▶ Stored records:
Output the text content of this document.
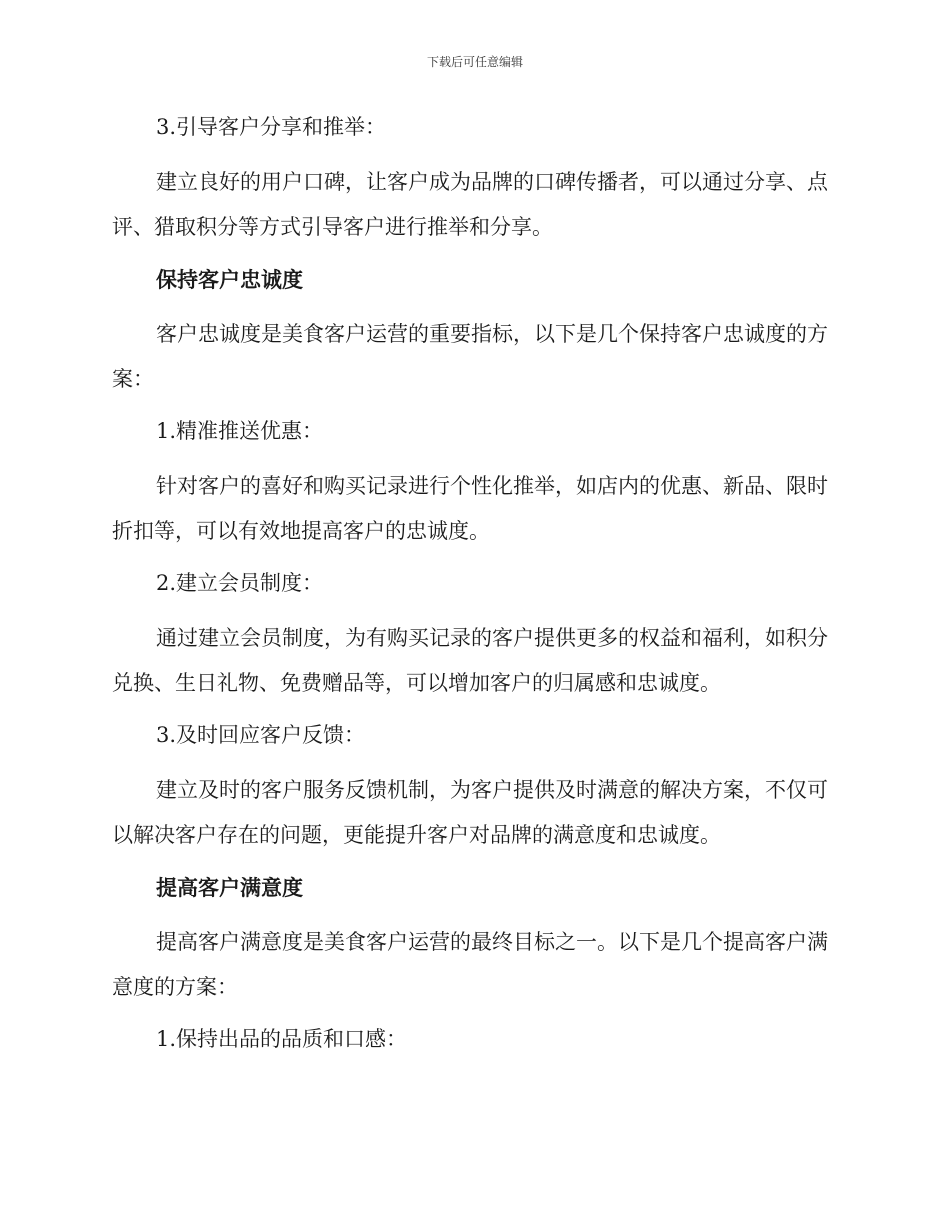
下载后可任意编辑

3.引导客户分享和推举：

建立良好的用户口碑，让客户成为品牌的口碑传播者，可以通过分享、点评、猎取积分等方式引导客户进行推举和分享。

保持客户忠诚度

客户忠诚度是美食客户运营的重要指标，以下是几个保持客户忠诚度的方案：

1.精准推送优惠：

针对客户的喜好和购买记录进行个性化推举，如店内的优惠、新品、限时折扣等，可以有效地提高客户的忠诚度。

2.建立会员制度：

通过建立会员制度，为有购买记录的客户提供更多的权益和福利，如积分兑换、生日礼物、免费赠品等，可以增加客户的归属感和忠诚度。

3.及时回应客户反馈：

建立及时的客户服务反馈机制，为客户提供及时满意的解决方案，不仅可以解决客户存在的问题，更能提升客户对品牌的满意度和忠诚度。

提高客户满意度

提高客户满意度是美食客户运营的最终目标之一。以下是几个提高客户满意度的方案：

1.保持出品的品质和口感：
---
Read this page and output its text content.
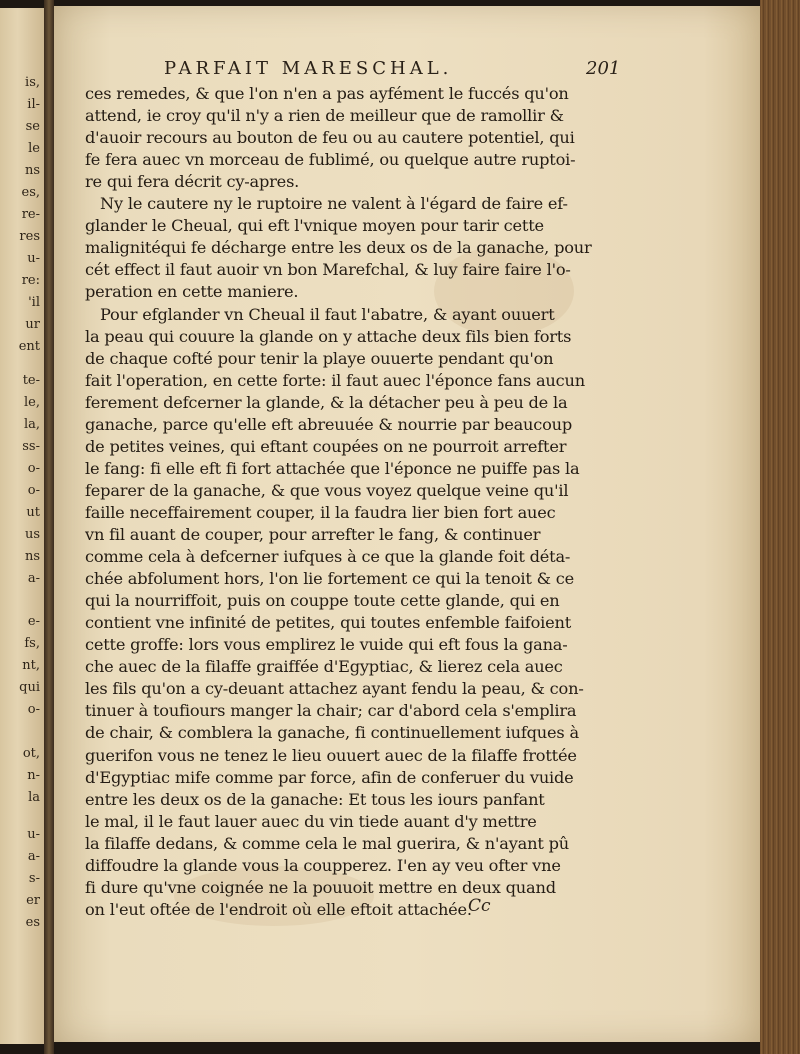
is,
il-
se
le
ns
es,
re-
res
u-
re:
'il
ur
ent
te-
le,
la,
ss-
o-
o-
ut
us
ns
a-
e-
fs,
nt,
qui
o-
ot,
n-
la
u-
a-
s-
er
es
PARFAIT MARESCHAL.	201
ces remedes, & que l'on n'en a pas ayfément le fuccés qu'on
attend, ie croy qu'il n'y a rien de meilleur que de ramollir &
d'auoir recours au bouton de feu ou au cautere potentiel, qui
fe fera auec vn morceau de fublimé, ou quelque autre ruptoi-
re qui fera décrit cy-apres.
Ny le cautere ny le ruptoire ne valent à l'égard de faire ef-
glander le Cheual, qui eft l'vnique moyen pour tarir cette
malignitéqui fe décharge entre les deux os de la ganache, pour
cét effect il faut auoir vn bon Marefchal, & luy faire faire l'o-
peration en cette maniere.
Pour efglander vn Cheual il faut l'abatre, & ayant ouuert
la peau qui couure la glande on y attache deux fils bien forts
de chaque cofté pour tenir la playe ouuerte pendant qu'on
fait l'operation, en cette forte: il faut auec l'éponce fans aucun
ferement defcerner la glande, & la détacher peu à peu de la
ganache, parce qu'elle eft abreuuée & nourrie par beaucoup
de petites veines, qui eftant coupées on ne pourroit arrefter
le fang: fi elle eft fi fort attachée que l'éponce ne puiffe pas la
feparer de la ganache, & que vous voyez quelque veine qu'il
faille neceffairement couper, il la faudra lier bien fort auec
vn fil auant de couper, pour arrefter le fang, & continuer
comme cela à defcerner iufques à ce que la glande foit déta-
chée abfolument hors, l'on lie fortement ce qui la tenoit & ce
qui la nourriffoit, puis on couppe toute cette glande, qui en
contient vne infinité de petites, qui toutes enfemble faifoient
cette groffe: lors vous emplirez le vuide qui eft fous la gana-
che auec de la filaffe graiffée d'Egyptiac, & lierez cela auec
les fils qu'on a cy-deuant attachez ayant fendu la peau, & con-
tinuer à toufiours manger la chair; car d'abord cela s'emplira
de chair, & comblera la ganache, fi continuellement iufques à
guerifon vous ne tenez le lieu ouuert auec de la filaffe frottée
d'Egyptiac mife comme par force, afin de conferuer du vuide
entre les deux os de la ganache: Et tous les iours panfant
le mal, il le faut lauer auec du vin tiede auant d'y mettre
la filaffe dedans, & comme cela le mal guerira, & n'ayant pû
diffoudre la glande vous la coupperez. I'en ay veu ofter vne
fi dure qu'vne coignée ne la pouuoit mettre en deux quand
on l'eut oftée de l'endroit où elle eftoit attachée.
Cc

▶ What to produce: Copy out each line of the listing that holds "deux".

▶ Output below:
malignitéqui fe décharge entre les deux os de la ganache, pour
la peau qui couure la glande on y attache deux fils bien forts
entre les deux os de la ganache: Et tous les iours panfant
fi dure qu'vne coignée ne la pouuoit mettre en deux quand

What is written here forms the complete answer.